**Texte fourni**
+++++
Le Service québécois du livre adapté
Céline Fernandes

Le 8 octobre 2019, j’ai eu le plaisir de rencontrer Mme Chafika Hamdad, bibliothécaire coordonnatrice au sein du Service québécois du livre adapté (SQLA), de Bibliothèque et Archives nationales du Québec (BAnQ). Celle-ci a pris le temps de me faire connaître plus en profondeur ce service. Ce fut une expérience très enrichissante et j’ai été ravie d’avoir la chance de découvrir l’envers du décor, mais aussi de pouvoir mesurer l’ampleur du travail accompli en coulisses par l’équipe du SQLA. Aujourd’hui, j’aimerais à mon tour, vous entretenir de cette initiative qui a encore de beaux jours devant elle.
Petit tour de piste : Histoire et missions
Depuis 2001, BAnQ offre à ses usagers vivant avec une déficience perceptuelle, dans ses locaux, un service adapté et surtout unifié, sans équivalent ailleurs au Québec : le Service québécois du livre adapté.
Ce service est le fruit d’une entente, entre
l’Institut Nazareth et Louis-Braille (INLB), la Magnétothèque et la
Bibliothèque nationale du Québec. La création du SQLA résulte d’un long travail
de concertation impliquant, en plus des entités précédemment citées, le
Ministère de la Culture et des communications ainsi que le Regroupement des
aveugles et amblyopes du Québec (RAAQ) et l’Association québécoise des parents
d’enfants handicapés visuels (AQPEHV). Depuis 2005, le service est entièrement
intégré à la Grande Bibliothèque.
Parmi les associations ayant permis au service de se développer et de devenir
ce qu’il est maintenant, quelques-unes continuent de s’impliquer, aujourd’hui
encore, de différentes façons, chacune à sa manière.
+++++
**Lignes fournies**
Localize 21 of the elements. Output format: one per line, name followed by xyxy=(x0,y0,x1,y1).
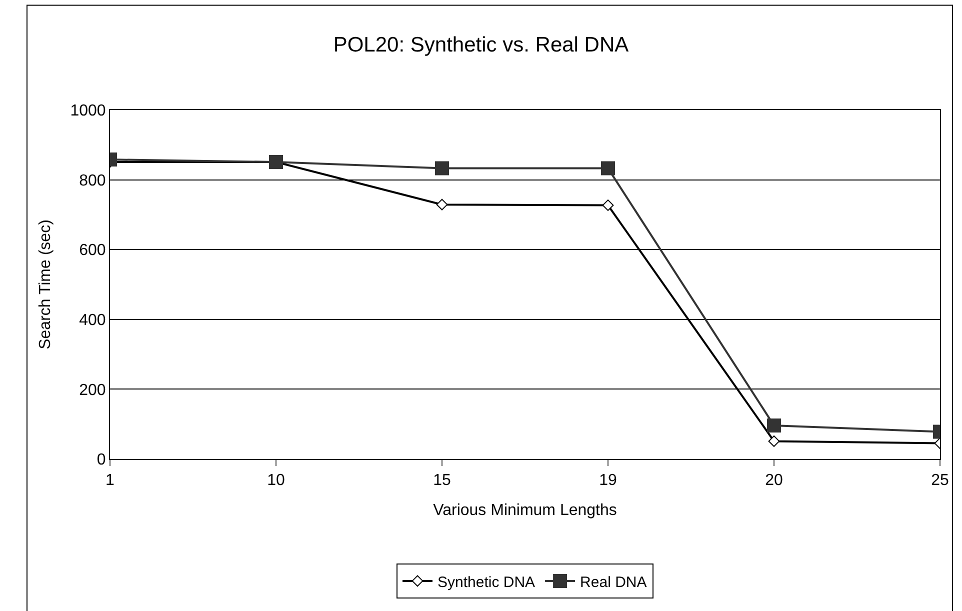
y-tick-label: 800 xyxy=(79,172,106,190)
point xyxy=(435,161,449,176)
x-tick-label: 19 xyxy=(599,472,617,490)
y-tick-label: 200 xyxy=(79,382,106,399)
y-tick-label: 0 xyxy=(96,452,106,469)
point xyxy=(436,198,448,210)
x-tick-label: 25 xyxy=(931,472,949,490)
x-tick-label: 20 xyxy=(765,472,783,490)
x-axis-title: Various Minimum Lengths xyxy=(433,502,617,519)
point xyxy=(602,200,614,211)
legend-label: Synthetic DNA xyxy=(438,574,536,591)
x-tick-label: 15 xyxy=(433,472,451,490)
chart-title: POL20: Synthetic vs. Real DNA xyxy=(333,33,629,56)
x-tick-label: 1 xyxy=(106,472,115,490)
point xyxy=(601,161,615,176)
y-tick-label: 400 xyxy=(79,312,106,329)
y-tick-label: 600 xyxy=(79,242,106,260)
y-tick-label: 1000 xyxy=(70,102,106,120)
x-tick-label: 10 xyxy=(267,472,285,490)
legend-label: Real DNA xyxy=(580,574,647,591)
y-axis-title: Search Time (sec) xyxy=(37,220,54,350)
+++++
**Consigne**
Recopie le passage du texte sur le Service québécois du livre adapté qui va de « Petit tour de » jusqu'à « la Grande Bibliothèque. », en mettant « collaboration » à la place de « entente ».

**Résultat**
Petit tour de piste : Histoire et missions
Depuis 2001, BAnQ offre à ses usagers vivant avec une déficience perceptuelle, dans ses locaux, un service adapté et surtout unifié, sans équivalent ailleurs au Québec : le Service québécois du livre adapté.
Ce service est le fruit d’une collaboration, entre
l’Institut Nazareth et Louis-Braille (INLB), la Magnétothèque et la
Bibliothèque nationale du Québec. La création du SQLA résulte d’un long travail
de concertation impliquant, en plus des entités précédemment citées, le
Ministère de la Culture et des communications ainsi que le Regroupement des
aveugles et amblyopes du Québec (RAAQ) et l’Association québécoise des parents
d’enfants handicapés visuels (AQPEHV). Depuis 2005, le service est entièrement
intégré à la Grande Bibliothèque.